**Exercise instructions**
Go through the records below line by line. Count the lines with "that" and give the count alone.

(Extracted data entries)

···

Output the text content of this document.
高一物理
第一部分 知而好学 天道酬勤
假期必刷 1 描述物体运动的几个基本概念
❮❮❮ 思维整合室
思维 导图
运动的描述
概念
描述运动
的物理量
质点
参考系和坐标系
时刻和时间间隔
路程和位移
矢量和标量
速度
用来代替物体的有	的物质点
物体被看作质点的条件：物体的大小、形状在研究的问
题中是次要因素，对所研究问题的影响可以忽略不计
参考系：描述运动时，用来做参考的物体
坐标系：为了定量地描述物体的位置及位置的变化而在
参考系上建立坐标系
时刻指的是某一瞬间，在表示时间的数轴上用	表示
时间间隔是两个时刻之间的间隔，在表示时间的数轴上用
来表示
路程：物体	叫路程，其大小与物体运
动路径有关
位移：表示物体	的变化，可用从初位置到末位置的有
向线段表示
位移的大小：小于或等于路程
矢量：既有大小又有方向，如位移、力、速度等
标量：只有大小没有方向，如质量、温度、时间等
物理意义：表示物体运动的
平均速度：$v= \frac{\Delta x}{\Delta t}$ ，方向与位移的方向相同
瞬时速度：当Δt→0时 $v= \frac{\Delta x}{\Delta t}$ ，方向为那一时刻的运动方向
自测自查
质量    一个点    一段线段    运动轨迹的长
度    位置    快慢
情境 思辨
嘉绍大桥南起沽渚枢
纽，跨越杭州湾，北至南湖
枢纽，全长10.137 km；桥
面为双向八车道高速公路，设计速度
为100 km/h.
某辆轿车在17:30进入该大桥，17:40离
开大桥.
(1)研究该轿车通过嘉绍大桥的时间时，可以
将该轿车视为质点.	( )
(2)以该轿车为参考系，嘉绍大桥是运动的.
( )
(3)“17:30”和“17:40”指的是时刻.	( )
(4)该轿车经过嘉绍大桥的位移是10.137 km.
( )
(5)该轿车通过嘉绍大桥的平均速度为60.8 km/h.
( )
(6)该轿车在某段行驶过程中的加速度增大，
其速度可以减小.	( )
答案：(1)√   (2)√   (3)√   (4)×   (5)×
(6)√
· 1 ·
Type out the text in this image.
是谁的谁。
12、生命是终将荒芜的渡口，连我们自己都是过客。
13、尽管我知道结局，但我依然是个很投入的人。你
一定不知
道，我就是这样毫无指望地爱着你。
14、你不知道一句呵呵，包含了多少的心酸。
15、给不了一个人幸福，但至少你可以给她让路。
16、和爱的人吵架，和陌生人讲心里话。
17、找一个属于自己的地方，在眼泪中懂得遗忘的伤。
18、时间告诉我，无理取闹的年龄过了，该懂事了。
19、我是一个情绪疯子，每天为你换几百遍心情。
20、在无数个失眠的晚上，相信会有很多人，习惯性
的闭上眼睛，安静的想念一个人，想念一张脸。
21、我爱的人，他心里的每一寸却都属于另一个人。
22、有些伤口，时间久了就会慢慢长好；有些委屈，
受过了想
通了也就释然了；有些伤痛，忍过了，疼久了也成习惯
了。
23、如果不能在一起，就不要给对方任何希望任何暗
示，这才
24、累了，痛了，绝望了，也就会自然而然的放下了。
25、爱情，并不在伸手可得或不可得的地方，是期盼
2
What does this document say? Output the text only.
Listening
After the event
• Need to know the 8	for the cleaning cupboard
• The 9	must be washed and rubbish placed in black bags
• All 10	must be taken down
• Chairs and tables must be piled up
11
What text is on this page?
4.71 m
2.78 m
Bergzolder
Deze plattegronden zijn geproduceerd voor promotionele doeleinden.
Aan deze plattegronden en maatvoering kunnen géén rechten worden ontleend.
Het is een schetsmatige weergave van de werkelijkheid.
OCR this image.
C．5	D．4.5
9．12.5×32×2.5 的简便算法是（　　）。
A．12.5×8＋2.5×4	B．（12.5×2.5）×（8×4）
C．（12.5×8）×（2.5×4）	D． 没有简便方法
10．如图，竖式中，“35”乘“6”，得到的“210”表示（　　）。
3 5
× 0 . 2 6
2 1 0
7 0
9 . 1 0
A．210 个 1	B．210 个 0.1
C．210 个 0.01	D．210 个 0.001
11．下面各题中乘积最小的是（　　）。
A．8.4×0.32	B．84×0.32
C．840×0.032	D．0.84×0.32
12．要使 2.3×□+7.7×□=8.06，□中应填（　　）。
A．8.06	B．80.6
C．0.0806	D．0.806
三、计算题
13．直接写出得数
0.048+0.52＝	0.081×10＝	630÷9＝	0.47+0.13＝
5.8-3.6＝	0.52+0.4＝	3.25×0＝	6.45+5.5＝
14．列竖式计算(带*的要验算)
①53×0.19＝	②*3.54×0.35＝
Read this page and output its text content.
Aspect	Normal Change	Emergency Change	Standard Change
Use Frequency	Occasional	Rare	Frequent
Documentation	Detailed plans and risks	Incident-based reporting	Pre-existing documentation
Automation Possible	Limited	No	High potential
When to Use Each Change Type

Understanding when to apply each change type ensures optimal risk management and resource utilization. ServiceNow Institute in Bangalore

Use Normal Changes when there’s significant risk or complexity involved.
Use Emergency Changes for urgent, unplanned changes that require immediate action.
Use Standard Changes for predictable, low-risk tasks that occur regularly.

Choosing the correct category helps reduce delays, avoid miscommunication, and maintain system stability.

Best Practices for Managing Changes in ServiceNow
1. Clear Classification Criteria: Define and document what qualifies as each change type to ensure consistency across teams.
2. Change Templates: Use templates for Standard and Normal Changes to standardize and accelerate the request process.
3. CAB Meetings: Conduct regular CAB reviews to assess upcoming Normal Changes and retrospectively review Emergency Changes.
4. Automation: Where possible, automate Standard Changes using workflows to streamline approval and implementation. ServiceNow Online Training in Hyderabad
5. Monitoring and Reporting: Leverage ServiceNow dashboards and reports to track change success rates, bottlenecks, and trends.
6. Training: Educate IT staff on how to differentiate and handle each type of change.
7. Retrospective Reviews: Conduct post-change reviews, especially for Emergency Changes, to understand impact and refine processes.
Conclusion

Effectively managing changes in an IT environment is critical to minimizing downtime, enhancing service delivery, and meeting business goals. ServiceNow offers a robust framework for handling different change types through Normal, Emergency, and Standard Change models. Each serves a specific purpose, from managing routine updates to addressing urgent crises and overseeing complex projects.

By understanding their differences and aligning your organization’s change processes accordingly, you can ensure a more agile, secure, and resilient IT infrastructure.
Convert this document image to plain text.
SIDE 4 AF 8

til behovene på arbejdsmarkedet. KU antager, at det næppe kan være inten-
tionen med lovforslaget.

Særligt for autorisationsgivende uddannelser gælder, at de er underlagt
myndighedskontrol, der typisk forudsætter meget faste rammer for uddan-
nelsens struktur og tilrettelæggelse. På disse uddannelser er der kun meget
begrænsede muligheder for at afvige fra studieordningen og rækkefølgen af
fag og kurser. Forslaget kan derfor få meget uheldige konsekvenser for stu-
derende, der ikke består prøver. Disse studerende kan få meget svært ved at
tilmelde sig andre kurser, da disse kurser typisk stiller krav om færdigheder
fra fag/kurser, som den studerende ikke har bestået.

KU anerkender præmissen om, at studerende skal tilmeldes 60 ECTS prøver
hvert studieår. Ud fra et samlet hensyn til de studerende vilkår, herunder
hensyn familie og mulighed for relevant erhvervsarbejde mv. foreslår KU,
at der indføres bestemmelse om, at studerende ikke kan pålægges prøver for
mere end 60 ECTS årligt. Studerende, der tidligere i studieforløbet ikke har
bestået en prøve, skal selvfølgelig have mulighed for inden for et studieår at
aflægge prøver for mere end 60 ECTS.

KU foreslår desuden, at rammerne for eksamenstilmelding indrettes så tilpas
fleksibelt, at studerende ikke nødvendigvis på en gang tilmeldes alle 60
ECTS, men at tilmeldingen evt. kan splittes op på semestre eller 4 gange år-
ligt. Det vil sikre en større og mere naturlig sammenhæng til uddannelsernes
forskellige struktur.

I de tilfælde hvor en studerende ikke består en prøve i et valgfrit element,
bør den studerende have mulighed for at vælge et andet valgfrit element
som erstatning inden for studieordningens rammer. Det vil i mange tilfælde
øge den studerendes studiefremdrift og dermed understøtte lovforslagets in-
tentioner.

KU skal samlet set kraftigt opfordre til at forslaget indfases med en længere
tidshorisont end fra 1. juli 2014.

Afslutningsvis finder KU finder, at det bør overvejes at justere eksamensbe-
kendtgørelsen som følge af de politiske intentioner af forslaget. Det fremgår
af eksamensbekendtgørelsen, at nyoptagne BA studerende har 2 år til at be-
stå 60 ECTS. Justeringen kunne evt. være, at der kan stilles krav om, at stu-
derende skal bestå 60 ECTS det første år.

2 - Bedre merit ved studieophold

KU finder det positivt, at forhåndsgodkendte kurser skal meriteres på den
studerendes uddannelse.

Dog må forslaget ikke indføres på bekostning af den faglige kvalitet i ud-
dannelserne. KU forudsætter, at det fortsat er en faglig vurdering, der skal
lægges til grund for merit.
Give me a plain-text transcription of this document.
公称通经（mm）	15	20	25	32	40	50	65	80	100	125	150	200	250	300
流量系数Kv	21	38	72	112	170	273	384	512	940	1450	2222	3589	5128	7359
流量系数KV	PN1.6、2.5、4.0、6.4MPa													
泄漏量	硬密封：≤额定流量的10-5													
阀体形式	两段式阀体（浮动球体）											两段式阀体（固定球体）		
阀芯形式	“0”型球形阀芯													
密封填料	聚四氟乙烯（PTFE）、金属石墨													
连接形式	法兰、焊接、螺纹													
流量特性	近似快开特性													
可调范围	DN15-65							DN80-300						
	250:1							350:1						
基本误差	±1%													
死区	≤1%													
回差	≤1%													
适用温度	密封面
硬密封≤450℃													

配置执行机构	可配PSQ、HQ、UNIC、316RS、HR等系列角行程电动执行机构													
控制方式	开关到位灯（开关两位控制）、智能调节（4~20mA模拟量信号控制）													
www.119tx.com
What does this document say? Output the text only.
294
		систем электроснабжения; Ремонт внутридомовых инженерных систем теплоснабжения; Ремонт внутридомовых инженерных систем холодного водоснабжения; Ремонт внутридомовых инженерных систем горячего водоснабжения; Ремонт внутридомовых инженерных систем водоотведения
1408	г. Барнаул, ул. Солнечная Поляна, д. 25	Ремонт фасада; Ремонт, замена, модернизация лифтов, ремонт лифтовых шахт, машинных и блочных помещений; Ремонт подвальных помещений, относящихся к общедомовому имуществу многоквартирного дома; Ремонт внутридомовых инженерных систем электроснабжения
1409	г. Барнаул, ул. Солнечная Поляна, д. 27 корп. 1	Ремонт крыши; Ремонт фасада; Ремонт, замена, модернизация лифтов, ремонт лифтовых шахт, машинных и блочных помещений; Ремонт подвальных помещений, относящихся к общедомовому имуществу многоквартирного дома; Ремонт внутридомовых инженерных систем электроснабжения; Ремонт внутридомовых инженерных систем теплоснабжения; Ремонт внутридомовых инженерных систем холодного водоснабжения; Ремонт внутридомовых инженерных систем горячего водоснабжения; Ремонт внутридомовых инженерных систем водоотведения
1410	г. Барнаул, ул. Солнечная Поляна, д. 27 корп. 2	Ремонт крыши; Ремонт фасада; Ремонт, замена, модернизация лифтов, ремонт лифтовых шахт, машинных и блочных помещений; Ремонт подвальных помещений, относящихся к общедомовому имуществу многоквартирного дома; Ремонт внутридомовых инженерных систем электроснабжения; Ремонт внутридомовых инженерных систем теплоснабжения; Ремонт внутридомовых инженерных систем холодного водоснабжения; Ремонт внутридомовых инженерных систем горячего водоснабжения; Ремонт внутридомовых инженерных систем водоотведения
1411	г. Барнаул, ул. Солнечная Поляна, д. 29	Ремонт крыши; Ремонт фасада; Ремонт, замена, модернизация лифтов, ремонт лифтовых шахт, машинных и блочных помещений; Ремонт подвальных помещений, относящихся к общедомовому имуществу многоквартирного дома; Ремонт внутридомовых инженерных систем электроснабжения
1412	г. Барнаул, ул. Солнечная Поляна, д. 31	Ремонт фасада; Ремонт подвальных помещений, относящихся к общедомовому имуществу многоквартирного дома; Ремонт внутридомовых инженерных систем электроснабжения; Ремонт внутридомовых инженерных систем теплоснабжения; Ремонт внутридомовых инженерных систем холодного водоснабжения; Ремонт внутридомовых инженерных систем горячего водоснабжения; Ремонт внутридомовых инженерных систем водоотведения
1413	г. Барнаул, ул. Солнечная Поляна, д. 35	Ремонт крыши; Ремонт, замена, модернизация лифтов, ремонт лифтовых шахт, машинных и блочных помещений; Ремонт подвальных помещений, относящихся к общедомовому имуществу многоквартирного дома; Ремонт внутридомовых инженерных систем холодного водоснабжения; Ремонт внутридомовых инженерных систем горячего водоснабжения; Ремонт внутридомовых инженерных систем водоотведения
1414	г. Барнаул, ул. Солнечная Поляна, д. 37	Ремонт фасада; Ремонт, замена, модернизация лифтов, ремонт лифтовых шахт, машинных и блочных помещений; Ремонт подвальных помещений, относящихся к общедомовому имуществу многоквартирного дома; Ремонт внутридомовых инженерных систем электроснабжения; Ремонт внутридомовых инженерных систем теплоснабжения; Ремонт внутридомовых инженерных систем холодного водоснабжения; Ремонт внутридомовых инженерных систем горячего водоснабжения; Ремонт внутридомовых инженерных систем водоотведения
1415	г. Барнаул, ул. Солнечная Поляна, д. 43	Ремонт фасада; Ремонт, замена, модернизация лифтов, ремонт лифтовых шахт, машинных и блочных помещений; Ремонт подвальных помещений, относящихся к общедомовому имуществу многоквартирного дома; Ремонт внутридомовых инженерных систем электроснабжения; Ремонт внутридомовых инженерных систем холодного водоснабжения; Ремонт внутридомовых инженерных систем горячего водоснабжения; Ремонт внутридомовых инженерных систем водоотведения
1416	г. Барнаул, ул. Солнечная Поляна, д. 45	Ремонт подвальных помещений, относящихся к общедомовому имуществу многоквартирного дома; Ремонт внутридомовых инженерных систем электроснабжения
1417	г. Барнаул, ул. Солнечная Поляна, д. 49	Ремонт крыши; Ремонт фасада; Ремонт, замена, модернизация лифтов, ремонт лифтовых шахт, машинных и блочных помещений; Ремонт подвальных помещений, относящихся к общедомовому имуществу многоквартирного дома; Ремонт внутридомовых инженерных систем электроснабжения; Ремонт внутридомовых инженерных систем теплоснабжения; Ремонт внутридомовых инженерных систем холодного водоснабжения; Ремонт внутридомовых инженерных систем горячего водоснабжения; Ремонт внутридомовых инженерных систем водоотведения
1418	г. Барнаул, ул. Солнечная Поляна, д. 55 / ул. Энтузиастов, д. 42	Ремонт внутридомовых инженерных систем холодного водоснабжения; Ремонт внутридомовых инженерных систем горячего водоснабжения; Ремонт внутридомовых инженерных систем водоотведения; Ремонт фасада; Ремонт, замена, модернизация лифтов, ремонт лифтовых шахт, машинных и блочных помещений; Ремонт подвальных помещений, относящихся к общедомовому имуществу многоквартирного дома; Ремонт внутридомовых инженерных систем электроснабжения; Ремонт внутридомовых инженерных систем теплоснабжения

···

**Output of the task**
2